Dataset entries:
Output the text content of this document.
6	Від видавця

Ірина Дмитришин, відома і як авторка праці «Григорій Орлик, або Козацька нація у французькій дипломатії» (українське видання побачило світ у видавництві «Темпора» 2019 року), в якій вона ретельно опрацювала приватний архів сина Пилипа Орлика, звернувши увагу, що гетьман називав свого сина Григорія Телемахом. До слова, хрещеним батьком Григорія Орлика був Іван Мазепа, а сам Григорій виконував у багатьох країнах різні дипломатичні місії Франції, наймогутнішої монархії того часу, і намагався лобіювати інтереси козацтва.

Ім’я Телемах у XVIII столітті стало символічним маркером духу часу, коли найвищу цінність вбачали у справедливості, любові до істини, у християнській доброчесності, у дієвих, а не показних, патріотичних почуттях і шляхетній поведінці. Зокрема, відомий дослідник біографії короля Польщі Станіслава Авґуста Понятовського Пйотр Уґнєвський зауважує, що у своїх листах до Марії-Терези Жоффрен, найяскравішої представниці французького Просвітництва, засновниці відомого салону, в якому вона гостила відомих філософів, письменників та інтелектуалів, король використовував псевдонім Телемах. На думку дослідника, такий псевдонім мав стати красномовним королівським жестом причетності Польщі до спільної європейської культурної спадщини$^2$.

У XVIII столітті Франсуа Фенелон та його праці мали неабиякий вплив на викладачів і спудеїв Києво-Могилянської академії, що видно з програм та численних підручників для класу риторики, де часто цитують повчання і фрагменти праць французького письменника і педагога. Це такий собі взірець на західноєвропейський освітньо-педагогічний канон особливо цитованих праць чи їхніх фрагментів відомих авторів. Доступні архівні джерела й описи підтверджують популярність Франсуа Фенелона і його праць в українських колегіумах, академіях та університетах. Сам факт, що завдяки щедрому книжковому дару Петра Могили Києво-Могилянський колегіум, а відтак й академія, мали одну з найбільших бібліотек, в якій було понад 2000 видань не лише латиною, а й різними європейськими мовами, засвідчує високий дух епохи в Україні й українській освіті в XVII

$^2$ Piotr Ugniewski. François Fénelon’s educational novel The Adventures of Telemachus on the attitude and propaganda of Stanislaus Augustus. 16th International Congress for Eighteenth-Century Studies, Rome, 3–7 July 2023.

What to work on:
All lines above with "вона" in them should be returned.

Exercise response:
Ірина Дмитришин, відома і як авторка праці «Григорій Орлик, або Козацька нація у французькій дипломатії» (українське видання побачило світ у видавництві «Темпора» 2019 року), в якій вона ретельно опрацювала приватний архів сина Пилипа Орлика, звернувши увагу, що гетьман називав свого сина Григорія Телемахом. До слова, хрещеним батьком Григорія Орлика був Іван Мазепа, а сам Григорій виконував у багатьох країнах різні дипломатичні місії Франції, наймогутнішої монархії того часу, і намагався лобіювати інтереси козацтва.
Ім’я Телемах у XVIII столітті стало символічним маркером духу часу, коли найвищу цінність вбачали у справедливості, любові до істини, у християнській доброчесності, у дієвих, а не показних, патріотичних почуттях і шляхетній поведінці. Зокрема, відомий дослідник біографії короля Польщі Станіслава Авґуста Понятовського Пйотр Уґнєвський зауважує, що у своїх листах до Марії-Терези Жоффрен, найяскравішої представниці французького Просвітництва, засновниці відомого салону, в якому вона гостила відомих філософів, письменників та інтелектуалів, король використовував псевдонім Телемах. На думку дослідника, такий псевдонім мав стати красномовним королівським жестом причетності Польщі до спільної європейської культурної спадщини$^2$.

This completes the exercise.